Exercise directions – Type out the records that follow, exactly as given.

Given data –

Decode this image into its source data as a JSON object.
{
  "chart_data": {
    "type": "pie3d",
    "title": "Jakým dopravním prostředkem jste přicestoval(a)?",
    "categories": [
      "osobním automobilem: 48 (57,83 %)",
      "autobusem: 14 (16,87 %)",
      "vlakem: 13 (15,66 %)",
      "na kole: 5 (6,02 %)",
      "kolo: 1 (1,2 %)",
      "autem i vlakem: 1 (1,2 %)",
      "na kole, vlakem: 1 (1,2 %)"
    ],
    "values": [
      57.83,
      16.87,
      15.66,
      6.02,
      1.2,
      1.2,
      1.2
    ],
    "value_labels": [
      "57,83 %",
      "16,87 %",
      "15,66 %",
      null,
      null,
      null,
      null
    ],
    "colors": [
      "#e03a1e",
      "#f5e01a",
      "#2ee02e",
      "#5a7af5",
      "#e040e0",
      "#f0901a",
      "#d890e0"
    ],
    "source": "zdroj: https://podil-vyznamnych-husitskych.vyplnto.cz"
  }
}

Full solution –
Decode this image into its source data as a JSON object.
{
  "chart_data": {
    "type": "pie3d",
    "title": "Jakým dopravním prostředkem jste přicestoval(a)?",
    "categories": [
      "osobním automobilem: 48 (57,83 %)",
      "autobusem: 14 (16,87 %)",
      "vlakem: 13 (15,66 %)",
      "na kole: 5 (6,02 %)",
      "kolo: 1 (1,2 %)",
      "autem i vlakem: 1 (1,2 %)",
      "na kole, vlakem: 1 (1,2 %)"
    ],
    "values": [
      57.83,
      16.87,
      15.66,
      6.02,
      1.2,
      1.2,
      1.2
    ],
    "value_labels": [
      "57,83 %",
      "16,87 %",
      "15,66 %",
      null,
      null,
      null,
      null
    ],
    "colors": [
      "#e03a1e",
      "#f5e01a",
      "#2ee02e",
      "#5a7af5",
      "#e040e0",
      "#f0901a",
      "#d890e0"
    ],
    "source": "zdroj: https://podil-vyznamnych-husitskych.vyplnto.cz"
  }
}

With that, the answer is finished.